◆ **Exercise**
Find all the lines with "that" and gather them.

◆ **Records for the task**
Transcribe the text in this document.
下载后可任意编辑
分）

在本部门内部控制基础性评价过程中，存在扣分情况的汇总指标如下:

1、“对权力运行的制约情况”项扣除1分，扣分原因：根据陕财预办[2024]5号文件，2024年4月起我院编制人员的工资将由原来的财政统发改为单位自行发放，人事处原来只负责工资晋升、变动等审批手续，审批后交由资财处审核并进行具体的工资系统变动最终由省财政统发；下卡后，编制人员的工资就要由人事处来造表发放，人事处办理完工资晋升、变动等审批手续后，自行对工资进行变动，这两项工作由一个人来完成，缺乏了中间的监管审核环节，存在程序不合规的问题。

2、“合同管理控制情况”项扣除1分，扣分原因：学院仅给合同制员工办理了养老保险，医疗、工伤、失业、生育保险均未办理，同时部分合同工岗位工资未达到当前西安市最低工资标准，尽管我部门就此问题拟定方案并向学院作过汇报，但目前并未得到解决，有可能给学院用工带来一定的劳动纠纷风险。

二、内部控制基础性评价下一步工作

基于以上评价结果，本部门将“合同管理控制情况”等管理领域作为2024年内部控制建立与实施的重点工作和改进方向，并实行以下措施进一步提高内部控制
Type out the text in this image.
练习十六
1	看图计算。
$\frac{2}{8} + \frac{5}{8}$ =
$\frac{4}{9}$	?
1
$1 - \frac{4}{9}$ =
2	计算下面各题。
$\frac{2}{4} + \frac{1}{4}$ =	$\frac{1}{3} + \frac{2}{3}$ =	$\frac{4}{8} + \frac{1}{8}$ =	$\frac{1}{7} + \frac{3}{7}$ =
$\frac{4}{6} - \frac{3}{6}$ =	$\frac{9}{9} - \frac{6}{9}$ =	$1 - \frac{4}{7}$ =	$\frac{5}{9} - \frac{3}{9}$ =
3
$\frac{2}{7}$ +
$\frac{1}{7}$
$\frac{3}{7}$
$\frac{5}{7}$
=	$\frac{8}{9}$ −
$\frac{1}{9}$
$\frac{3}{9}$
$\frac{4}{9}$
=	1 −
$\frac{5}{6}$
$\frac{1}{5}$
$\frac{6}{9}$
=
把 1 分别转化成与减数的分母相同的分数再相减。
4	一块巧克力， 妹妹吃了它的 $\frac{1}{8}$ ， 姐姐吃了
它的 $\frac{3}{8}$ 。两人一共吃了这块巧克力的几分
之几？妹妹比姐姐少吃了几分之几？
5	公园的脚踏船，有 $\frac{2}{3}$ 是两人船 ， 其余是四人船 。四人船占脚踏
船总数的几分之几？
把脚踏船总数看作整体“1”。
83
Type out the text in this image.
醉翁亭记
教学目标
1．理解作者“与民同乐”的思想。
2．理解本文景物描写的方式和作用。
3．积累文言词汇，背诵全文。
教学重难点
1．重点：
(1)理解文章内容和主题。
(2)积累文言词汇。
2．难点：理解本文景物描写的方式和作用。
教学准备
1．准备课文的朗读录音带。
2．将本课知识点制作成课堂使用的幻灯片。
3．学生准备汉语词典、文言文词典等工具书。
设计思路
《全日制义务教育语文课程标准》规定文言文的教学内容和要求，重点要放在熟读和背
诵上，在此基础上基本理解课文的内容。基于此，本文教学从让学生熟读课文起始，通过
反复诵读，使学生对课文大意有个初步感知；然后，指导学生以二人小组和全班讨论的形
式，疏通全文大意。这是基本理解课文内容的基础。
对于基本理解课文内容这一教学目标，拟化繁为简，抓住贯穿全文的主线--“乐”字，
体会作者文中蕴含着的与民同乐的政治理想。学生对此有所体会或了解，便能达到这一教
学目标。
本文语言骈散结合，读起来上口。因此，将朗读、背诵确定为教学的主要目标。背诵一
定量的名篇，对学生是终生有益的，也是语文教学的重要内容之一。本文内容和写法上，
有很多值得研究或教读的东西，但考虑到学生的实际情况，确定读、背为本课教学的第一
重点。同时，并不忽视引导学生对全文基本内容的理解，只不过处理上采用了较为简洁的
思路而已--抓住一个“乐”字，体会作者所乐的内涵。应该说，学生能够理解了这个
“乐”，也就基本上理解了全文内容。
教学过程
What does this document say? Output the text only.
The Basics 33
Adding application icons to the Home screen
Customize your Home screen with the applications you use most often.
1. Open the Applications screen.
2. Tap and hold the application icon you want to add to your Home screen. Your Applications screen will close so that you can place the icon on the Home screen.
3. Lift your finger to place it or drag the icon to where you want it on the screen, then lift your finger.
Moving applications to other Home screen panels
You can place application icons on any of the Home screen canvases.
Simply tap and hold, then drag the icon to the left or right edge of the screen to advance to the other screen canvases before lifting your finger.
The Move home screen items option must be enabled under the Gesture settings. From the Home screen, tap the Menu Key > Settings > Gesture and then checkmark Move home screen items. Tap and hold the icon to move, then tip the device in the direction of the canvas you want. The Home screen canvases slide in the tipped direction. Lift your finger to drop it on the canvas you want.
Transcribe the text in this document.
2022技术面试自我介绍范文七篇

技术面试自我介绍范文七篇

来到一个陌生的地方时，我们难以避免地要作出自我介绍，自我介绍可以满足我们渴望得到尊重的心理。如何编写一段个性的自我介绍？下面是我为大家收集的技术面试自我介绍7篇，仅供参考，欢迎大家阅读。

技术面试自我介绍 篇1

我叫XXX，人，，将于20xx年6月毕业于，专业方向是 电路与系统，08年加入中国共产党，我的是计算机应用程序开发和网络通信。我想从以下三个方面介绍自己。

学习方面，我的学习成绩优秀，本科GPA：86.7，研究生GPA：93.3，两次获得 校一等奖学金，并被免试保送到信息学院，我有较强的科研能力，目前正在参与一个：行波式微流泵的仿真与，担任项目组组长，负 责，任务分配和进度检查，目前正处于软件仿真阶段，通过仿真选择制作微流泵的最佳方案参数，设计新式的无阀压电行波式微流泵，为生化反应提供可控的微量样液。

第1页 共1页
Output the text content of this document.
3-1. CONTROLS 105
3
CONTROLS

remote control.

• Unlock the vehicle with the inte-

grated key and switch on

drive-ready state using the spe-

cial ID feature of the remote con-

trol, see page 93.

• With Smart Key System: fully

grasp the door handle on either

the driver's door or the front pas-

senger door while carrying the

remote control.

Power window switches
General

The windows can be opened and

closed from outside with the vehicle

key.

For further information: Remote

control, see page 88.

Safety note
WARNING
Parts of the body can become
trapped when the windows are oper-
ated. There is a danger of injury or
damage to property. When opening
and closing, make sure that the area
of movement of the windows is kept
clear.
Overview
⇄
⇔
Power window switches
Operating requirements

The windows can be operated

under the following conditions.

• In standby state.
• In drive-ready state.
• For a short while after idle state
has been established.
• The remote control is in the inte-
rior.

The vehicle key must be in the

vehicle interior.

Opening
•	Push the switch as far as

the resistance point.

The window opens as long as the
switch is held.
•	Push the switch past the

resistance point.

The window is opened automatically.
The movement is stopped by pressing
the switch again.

◆ **Solution to this problem**
2. Tap and hold the application icon you want to add to your Home screen. Your Applications screen will close so that you can place the icon on the Home screen.
and closing, make sure that the area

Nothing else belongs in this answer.